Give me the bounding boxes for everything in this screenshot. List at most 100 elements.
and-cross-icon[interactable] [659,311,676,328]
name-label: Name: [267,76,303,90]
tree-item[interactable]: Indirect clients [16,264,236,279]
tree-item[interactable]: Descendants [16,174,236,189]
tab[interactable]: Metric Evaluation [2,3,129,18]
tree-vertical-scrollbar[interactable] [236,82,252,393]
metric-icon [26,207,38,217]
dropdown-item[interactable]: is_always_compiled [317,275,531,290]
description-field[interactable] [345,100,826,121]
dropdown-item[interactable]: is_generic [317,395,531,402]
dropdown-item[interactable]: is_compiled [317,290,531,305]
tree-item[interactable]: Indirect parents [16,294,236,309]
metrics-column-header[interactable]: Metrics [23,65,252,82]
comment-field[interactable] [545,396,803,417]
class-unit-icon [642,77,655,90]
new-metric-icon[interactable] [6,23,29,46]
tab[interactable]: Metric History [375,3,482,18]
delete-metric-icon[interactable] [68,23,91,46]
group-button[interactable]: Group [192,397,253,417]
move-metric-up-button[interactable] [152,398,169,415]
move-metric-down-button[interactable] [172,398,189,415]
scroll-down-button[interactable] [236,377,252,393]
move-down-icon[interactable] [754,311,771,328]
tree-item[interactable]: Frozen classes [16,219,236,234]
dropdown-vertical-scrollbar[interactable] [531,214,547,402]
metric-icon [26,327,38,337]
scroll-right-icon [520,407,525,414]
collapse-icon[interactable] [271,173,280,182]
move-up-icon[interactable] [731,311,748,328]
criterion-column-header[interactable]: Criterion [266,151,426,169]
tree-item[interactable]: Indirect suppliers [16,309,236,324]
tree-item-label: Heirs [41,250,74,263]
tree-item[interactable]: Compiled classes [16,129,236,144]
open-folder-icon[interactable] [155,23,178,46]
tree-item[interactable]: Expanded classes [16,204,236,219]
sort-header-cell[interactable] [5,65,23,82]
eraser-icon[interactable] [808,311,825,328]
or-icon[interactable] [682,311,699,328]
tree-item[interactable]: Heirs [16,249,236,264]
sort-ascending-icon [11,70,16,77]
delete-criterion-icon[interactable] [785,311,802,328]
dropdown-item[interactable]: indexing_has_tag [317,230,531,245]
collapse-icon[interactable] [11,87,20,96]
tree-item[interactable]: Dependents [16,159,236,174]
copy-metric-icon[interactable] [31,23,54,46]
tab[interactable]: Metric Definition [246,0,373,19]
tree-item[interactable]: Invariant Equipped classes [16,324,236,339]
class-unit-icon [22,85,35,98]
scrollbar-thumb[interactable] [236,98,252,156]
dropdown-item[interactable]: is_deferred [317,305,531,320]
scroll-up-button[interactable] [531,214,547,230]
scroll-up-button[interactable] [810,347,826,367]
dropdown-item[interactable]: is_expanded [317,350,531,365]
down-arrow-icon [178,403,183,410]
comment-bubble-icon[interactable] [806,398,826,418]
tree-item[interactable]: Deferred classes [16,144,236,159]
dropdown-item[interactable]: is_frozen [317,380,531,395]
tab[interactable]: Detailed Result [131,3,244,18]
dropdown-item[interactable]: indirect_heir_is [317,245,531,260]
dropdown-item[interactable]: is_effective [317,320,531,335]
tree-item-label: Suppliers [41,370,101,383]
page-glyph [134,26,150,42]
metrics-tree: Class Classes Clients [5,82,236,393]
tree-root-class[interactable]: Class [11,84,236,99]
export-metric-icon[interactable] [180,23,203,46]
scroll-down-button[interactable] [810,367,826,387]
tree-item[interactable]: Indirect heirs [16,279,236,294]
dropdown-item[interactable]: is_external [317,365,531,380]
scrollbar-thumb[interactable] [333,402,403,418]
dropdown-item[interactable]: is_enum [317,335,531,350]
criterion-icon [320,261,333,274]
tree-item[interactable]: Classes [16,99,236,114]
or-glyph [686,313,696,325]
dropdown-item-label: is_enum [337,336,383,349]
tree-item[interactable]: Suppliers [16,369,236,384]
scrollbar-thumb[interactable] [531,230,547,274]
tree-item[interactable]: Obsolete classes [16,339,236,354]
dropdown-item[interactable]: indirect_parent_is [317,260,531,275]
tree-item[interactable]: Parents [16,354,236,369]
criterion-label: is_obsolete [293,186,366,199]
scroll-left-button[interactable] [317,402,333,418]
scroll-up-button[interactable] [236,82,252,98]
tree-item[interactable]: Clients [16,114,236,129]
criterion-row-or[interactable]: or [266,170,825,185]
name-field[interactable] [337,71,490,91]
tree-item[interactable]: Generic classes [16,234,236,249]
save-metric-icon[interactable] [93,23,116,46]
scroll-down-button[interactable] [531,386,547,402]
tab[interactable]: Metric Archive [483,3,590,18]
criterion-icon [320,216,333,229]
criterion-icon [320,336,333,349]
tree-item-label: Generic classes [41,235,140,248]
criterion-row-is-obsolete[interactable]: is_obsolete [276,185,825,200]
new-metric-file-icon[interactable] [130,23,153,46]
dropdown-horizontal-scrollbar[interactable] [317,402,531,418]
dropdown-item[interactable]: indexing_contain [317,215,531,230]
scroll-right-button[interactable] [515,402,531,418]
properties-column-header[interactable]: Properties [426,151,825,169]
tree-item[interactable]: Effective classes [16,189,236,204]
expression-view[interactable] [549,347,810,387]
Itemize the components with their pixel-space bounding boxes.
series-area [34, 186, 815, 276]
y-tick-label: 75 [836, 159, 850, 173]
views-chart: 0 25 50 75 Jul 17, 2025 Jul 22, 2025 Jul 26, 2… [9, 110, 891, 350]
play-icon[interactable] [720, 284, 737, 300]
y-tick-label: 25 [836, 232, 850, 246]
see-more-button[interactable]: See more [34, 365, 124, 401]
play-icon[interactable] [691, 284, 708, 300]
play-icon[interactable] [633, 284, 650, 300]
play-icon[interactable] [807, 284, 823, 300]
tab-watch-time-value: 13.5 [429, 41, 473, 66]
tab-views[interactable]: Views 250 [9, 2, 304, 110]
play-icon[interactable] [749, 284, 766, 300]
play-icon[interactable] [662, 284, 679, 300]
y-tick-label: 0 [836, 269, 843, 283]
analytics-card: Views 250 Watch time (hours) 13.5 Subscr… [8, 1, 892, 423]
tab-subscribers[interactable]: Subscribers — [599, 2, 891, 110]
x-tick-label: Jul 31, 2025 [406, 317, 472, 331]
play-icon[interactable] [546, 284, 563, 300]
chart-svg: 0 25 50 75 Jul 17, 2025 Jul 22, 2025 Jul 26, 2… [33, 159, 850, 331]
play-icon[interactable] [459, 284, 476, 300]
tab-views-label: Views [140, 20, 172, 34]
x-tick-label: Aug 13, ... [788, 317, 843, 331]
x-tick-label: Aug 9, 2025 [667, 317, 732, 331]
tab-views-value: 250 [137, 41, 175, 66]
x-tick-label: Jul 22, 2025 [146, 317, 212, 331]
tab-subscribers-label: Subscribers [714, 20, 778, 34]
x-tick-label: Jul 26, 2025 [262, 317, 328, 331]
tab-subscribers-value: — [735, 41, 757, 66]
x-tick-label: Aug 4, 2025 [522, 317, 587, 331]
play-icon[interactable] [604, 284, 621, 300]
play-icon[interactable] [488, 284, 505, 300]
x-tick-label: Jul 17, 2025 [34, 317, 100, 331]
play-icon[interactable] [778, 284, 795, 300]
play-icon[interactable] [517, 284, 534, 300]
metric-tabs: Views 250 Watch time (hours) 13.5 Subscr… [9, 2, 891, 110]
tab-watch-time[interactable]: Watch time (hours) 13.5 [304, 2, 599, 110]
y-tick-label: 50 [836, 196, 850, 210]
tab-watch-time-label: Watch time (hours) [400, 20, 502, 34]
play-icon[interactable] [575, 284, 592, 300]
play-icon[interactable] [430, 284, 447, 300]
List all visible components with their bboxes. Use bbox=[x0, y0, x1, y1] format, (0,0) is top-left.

+++

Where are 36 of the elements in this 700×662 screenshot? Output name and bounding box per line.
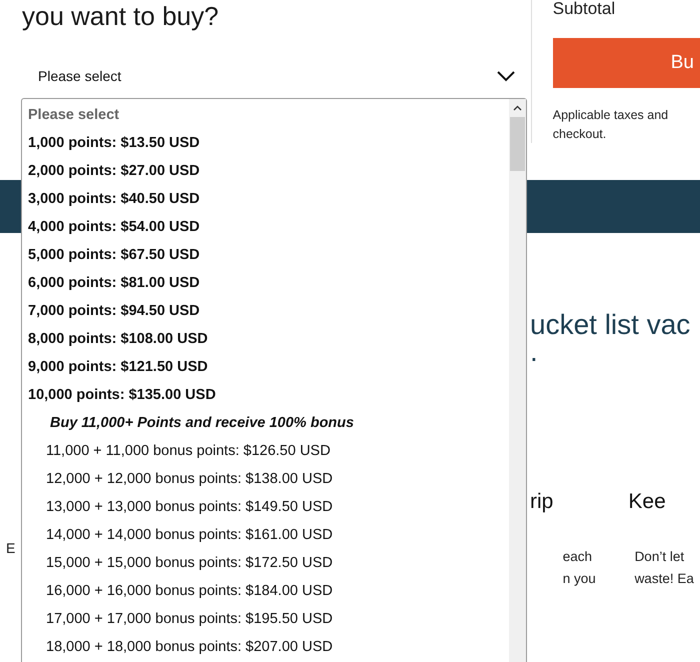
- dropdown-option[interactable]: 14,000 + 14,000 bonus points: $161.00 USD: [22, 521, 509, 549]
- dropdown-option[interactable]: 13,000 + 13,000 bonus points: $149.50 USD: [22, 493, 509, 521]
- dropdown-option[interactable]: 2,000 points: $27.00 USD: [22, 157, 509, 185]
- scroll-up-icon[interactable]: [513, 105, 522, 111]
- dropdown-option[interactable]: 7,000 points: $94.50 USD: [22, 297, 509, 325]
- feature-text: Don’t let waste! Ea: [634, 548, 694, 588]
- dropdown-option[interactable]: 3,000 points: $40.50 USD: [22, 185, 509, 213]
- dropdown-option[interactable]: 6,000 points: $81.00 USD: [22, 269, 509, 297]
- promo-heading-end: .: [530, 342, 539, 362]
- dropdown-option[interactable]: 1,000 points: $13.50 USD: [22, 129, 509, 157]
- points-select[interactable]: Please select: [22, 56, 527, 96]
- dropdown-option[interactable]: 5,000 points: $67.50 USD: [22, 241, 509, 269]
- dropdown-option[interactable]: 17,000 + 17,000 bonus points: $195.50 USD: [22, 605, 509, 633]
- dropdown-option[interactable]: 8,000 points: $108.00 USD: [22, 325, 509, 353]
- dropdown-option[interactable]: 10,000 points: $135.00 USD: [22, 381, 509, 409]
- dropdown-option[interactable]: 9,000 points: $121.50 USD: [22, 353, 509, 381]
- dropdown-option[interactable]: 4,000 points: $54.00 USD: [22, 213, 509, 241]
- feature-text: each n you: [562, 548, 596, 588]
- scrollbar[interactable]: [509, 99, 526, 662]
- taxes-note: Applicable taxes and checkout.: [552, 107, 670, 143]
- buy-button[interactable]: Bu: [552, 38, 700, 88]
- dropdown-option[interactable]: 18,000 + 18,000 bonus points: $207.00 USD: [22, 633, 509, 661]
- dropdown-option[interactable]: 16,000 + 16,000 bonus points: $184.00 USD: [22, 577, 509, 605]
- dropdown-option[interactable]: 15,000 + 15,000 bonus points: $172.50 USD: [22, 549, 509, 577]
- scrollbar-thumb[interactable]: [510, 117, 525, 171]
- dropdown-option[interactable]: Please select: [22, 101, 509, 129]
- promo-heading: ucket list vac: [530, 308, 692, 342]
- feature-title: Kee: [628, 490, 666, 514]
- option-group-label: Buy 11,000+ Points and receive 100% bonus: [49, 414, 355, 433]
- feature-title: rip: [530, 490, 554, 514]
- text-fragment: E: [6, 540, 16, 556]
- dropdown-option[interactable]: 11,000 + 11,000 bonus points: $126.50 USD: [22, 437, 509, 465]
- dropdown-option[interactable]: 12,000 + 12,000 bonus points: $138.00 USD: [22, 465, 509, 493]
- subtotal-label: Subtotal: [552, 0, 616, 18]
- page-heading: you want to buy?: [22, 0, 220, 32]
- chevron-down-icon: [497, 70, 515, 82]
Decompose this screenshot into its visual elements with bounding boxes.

+++

Recast the lines of the records above as a JSON list of strings, one string per line and blank lines omitted. Begin at the line that contains "Give me the" and stop after the line that contains "tree-item[interactable]: Indirect suppliers".

[
  "Give me the bounding boxes for everything in this screenshot. List at most 100 elements.",
  "and-cross-icon[interactable] [659,311,676,328]",
  "name-label: Name: [267,76,303,90]",
  "tree-item[interactable]: Indirect clients [16,264,236,279]",
  "tree-item[interactable]: Descendants [16,174,236,189]",
  "tab[interactable]: Metric Evaluation [2,3,129,18]",
  "tree-vertical-scrollbar[interactable] [236,82,252,393]",
  "metric-icon [26,207,38,217]",
  "dropdown-item[interactable]: is_always_compiled [317,275,531,290]",
  "description-field[interactable] [345,100,826,121]",
  "dropdown-item[interactable]: is_generic [317,395,531,402]",
  "dropdown-item[interactable]: is_compiled [317,290,531,305]",
  "tree-item[interactable]: Indirect parents [16,294,236,309]",
  "metrics-column-header[interactable]: Metrics [23,65,252,82]",
  "comment-field[interactable] [545,396,803,417]",
  "class-unit-icon [642,77,655,90]",
  "new-metric-icon[interactable] [6,23,29,46]",
  "tab[interactable]: Metric History [375,3,482,18]",
  "delete-metric-icon[interactable] [68,23,91,46]",
  "group-button[interactable]: Group [192,397,253,417]",
  "move-metric-up-button[interactable] [152,398,169,415]",
  "move-metric-down-button[interactable] [172,398,189,415]",
  "scroll-down-button[interactable] [236,377,252,393]",
  "move-down-icon[interactable] [754,311,771,328]",
  "tree-item[interactable]: Frozen classes [16,219,236,234]",
  "dropdown-vertical-scrollbar[interactable] [531,214,547,402]",
  "metric-icon [26,327,38,337]",
  "scroll-right-icon [520,407,525,414]",
  "collapse-icon[interactable] [271,173,280,182]",
  "move-up-icon[interactable] [731,311,748,328]",
  "criterion-column-header[interactable]: Criterion [266,151,426,169]",
  "tree-item[interactable]: Indirect suppliers [16,309,236,324]"
]